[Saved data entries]
Begin

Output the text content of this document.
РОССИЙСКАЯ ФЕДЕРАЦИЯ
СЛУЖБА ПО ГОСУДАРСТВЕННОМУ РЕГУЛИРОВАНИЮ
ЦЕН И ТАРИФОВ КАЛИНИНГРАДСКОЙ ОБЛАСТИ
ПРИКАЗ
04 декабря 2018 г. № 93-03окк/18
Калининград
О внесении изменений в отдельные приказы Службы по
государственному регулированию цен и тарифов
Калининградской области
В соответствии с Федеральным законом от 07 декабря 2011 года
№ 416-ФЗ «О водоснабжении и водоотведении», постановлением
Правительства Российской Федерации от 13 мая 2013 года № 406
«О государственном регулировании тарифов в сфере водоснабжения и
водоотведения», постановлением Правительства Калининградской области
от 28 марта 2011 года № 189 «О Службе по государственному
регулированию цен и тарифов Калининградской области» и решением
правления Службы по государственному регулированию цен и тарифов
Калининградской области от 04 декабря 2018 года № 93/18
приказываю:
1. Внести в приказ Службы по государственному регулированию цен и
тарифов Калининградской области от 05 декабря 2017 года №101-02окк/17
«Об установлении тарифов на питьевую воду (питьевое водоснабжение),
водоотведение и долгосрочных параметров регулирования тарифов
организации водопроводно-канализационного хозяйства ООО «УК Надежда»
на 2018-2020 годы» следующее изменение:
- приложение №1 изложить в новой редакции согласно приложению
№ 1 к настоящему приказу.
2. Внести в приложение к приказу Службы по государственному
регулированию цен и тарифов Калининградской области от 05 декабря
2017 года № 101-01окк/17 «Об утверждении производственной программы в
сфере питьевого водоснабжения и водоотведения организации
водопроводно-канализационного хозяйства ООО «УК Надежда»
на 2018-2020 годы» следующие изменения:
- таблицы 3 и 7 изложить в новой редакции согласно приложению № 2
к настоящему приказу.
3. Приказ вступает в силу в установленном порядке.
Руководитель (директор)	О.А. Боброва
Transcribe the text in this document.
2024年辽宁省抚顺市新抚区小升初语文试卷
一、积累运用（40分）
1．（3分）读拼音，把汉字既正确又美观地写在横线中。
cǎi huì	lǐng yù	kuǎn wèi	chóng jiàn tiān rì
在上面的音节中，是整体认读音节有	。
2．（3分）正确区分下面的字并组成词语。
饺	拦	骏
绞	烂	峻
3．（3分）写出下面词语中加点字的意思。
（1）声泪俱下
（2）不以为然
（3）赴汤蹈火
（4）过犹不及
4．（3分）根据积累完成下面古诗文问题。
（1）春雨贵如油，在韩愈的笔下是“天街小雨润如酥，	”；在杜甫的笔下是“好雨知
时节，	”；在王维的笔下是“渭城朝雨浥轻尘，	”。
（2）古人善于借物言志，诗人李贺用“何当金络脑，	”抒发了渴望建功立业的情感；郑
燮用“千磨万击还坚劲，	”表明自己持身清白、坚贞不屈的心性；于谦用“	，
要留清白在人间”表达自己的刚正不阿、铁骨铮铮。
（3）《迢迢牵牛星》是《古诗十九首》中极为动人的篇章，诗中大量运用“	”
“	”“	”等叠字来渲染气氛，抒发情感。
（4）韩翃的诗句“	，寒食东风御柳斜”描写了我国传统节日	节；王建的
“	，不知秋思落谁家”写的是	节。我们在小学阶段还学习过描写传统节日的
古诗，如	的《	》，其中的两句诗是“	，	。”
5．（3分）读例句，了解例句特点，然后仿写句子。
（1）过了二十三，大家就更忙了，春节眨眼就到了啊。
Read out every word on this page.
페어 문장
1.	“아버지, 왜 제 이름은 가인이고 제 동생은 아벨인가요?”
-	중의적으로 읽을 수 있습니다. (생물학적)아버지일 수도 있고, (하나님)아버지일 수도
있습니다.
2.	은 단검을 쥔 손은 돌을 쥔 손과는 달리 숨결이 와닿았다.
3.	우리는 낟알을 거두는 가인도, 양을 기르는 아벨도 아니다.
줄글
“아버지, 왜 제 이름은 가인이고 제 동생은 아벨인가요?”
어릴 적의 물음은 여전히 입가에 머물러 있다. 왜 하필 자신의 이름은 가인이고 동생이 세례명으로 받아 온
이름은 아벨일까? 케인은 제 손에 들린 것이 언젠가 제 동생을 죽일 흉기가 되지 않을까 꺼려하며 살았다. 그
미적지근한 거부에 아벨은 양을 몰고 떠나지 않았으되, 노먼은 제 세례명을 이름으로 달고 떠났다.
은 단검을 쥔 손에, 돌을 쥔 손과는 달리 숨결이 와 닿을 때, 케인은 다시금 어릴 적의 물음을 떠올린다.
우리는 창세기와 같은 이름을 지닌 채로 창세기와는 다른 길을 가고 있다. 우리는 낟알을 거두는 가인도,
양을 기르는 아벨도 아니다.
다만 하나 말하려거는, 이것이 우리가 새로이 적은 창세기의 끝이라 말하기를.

End

Extract every record and return it verbatim.

• **Written answer**
Output the text content of this document.
РОССИЙСКАЯ ФЕДЕРАЦИЯ
СЛУЖБА ПО ГОСУДАРСТВЕННОМУ РЕГУЛИРОВАНИЮ
ЦЕН И ТАРИФОВ КАЛИНИНГРАДСКОЙ ОБЛАСТИ
ПРИКАЗ
04 декабря 2018 г. № 93-03окк/18
Калининград
О внесении изменений в отдельные приказы Службы по
государственному регулированию цен и тарифов
Калининградской области
В соответствии с Федеральным законом от 07 декабря 2011 года
№ 416-ФЗ «О водоснабжении и водоотведении», постановлением
Правительства Российской Федерации от 13 мая 2013 года № 406
«О государственном регулировании тарифов в сфере водоснабжения и
водоотведения», постановлением Правительства Калининградской области
от 28 марта 2011 года № 189 «О Службе по государственному
регулированию цен и тарифов Калининградской области» и решением
правления Службы по государственному регулированию цен и тарифов
Калининградской области от 04 декабря 2018 года № 93/18
приказываю:
1. Внести в приказ Службы по государственному регулированию цен и
тарифов Калининградской области от 05 декабря 2017 года №101-02окк/17
«Об установлении тарифов на питьевую воду (питьевое водоснабжение),
водоотведение и долгосрочных параметров регулирования тарифов
организации водопроводно-канализационного хозяйства ООО «УК Надежда»
на 2018-2020 годы» следующее изменение:
- приложение №1 изложить в новой редакции согласно приложению
№ 1 к настоящему приказу.
2. Внести в приложение к приказу Службы по государственному
регулированию цен и тарифов Калининградской области от 05 декабря
2017 года № 101-01окк/17 «Об утверждении производственной программы в
сфере питьевого водоснабжения и водоотведения организации
водопроводно-канализационного хозяйства ООО «УК Надежда»
на 2018-2020 годы» следующие изменения:
- таблицы 3 и 7 изложить в новой редакции согласно приложению № 2
к настоящему приказу.
3. Приказ вступает в силу в установленном порядке.
Руководитель (директор)	О.А. Боброва
Transcribe the text in this document.
2024年辽宁省抚顺市新抚区小升初语文试卷
一、积累运用（40分）
1．（3分）读拼音，把汉字既正确又美观地写在横线中。
cǎi huì	lǐng yù	kuǎn wèi	chóng jiàn tiān rì
在上面的音节中，是整体认读音节有	。
2．（3分）正确区分下面的字并组成词语。
饺	拦	骏
绞	烂	峻
3．（3分）写出下面词语中加点字的意思。
（1）声泪俱下
（2）不以为然
（3）赴汤蹈火
（4）过犹不及
4．（3分）根据积累完成下面古诗文问题。
（1）春雨贵如油，在韩愈的笔下是“天街小雨润如酥，	”；在杜甫的笔下是“好雨知
时节，	”；在王维的笔下是“渭城朝雨浥轻尘，	”。
（2）古人善于借物言志，诗人李贺用“何当金络脑，	”抒发了渴望建功立业的情感；郑
燮用“千磨万击还坚劲，	”表明自己持身清白、坚贞不屈的心性；于谦用“	，
要留清白在人间”表达自己的刚正不阿、铁骨铮铮。
（3）《迢迢牵牛星》是《古诗十九首》中极为动人的篇章，诗中大量运用“	”
“	”“	”等叠字来渲染气氛，抒发情感。
（4）韩翃的诗句“	，寒食东风御柳斜”描写了我国传统节日	节；王建的
“	，不知秋思落谁家”写的是	节。我们在小学阶段还学习过描写传统节日的
古诗，如	的《	》，其中的两句诗是“	，	。”
5．（3分）读例句，了解例句特点，然后仿写句子。
（1）过了二十三，大家就更忙了，春节眨眼就到了啊。
Read out every word on this page.
페어 문장
1.	“아버지, 왜 제 이름은 가인이고 제 동생은 아벨인가요?”
-	중의적으로 읽을 수 있습니다. (생물학적)아버지일 수도 있고, (하나님)아버지일 수도
있습니다.
2.	은 단검을 쥔 손은 돌을 쥔 손과는 달리 숨결이 와닿았다.
3.	우리는 낟알을 거두는 가인도, 양을 기르는 아벨도 아니다.
줄글
“아버지, 왜 제 이름은 가인이고 제 동생은 아벨인가요?”
어릴 적의 물음은 여전히 입가에 머물러 있다. 왜 하필 자신의 이름은 가인이고 동생이 세례명으로 받아 온
이름은 아벨일까? 케인은 제 손에 들린 것이 언젠가 제 동생을 죽일 흉기가 되지 않을까 꺼려하며 살았다. 그
미적지근한 거부에 아벨은 양을 몰고 떠나지 않았으되, 노먼은 제 세례명을 이름으로 달고 떠났다.
은 단검을 쥔 손에, 돌을 쥔 손과는 달리 숨결이 와 닿을 때, 케인은 다시금 어릴 적의 물음을 떠올린다.
우리는 창세기와 같은 이름을 지닌 채로 창세기와는 다른 길을 가고 있다. 우리는 낟알을 거두는 가인도,
양을 기르는 아벨도 아니다.
다만 하나 말하려거는, 이것이 우리가 새로이 적은 창세기의 끝이라 말하기를.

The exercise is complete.